§ **Work instructions**
Report, as a bare number, how many lines contain the string "JSON".

§ **The input**

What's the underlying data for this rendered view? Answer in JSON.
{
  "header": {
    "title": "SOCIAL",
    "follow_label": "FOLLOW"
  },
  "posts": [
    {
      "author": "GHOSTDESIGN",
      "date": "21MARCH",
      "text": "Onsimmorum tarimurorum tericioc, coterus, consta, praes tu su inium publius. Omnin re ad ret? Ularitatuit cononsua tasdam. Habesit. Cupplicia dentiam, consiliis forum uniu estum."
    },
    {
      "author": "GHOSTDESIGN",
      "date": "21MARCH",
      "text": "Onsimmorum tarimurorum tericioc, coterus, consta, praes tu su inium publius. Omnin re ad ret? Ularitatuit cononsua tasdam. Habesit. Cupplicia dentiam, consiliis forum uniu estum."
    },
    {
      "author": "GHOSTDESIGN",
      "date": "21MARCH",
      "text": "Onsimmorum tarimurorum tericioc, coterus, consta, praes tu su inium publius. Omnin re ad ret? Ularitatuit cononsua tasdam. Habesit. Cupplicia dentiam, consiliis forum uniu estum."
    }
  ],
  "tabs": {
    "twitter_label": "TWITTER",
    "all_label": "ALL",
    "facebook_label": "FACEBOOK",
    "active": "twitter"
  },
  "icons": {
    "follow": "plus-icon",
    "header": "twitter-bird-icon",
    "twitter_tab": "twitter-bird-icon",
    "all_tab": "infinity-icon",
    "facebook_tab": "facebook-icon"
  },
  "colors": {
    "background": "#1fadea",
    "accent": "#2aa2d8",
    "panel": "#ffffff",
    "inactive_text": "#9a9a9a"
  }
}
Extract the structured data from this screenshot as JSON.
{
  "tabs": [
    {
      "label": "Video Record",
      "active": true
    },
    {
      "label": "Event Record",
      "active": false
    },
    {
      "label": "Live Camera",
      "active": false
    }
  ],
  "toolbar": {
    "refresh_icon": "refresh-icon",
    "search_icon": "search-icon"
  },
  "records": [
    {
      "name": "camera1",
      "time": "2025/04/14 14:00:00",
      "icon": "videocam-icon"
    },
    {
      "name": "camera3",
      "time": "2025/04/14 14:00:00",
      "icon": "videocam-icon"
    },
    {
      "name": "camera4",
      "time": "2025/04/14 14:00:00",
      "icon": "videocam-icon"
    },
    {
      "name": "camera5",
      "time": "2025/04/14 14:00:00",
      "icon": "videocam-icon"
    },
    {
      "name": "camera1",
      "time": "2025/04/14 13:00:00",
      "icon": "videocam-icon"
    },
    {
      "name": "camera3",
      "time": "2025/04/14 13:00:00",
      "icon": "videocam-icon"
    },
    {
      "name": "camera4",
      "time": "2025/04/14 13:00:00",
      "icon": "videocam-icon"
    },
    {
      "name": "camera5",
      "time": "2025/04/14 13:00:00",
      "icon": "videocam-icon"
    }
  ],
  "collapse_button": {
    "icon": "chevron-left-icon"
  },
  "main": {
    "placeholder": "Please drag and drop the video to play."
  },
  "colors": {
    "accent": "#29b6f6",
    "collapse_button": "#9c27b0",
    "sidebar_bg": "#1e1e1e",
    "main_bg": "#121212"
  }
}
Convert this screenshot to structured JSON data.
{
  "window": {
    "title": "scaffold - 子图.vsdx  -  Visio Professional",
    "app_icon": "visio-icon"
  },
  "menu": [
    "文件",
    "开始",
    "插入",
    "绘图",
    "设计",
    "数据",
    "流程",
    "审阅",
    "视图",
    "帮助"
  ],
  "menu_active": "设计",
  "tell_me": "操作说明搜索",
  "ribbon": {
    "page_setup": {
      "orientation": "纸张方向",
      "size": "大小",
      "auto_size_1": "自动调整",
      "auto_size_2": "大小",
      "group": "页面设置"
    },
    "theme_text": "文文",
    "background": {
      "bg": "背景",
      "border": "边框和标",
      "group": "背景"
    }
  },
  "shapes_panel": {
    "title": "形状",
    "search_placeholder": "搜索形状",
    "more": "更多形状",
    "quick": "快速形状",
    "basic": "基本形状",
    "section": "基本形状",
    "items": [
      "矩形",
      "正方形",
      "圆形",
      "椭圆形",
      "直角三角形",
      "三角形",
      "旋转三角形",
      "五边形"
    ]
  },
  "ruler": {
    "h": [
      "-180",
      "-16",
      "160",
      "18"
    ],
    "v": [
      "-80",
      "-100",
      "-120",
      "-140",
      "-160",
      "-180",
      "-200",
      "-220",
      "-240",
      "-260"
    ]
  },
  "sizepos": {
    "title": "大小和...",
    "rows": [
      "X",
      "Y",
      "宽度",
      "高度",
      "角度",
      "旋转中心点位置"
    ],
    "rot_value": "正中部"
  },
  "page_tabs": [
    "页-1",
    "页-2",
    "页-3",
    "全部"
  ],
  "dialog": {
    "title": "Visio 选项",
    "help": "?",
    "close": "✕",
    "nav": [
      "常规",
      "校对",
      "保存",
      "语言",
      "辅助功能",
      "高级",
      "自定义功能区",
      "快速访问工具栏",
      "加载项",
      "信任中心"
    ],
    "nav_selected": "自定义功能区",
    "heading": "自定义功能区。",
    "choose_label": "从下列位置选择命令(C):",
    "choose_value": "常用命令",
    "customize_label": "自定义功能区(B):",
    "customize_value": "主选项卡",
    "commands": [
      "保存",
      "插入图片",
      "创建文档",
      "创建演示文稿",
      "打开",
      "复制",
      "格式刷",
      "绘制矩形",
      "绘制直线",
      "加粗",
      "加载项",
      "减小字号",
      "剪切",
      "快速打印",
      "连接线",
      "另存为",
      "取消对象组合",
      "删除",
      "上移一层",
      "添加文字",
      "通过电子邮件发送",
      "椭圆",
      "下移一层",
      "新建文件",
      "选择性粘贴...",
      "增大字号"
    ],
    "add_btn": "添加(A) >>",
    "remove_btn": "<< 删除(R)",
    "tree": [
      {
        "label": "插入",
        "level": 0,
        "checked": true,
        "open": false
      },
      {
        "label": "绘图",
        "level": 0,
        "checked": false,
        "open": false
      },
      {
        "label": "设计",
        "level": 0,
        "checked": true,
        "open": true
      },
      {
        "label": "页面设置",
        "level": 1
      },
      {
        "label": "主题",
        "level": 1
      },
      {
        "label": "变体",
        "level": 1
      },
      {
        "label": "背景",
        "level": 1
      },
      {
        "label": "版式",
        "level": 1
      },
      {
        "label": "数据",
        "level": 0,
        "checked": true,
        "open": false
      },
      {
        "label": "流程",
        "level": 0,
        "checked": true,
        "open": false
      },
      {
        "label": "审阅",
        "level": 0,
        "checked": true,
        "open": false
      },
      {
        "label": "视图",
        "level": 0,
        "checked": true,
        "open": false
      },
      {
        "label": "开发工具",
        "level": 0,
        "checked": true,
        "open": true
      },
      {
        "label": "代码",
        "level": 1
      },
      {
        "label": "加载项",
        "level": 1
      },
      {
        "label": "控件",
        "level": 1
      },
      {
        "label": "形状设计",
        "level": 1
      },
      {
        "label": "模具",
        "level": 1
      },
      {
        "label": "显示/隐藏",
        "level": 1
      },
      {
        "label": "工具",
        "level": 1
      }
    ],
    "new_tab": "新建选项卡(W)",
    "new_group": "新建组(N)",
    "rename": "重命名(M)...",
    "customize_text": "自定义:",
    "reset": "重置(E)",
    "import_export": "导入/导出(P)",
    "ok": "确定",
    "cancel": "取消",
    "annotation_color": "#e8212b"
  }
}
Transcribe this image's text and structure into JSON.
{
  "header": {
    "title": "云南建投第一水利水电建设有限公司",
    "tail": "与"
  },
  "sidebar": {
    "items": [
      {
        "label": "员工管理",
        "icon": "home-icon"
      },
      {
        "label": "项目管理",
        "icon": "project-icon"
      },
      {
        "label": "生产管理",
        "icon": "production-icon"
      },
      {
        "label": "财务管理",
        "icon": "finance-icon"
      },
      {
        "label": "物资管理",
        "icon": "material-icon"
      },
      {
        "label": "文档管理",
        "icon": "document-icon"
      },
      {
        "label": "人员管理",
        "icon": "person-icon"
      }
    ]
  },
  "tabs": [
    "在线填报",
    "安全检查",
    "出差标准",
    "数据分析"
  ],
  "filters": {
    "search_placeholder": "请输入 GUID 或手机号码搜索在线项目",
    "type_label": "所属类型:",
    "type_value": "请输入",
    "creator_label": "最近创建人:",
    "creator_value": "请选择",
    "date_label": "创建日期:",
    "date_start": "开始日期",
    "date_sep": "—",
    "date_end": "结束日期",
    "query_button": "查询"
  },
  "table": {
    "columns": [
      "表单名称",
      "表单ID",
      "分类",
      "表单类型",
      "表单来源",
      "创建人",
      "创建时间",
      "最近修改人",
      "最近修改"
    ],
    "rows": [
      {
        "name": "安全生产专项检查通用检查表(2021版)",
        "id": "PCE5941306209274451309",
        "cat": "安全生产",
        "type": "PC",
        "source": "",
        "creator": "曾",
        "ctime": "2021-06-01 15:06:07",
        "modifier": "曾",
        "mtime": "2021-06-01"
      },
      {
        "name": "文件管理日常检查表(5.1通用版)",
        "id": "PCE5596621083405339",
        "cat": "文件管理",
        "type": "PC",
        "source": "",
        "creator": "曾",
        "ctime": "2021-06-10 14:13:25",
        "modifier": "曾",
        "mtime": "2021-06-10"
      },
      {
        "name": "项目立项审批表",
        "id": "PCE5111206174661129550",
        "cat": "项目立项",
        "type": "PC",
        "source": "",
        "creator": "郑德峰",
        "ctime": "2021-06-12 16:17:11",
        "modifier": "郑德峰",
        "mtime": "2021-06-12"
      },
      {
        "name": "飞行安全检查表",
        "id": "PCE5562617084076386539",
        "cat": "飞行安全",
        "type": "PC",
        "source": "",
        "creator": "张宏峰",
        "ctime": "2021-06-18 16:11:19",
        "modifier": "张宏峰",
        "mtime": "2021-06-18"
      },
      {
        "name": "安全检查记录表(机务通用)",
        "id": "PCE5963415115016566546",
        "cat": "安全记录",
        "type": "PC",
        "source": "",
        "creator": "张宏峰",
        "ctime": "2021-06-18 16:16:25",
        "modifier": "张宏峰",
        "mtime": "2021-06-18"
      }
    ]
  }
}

§ **Final result**
4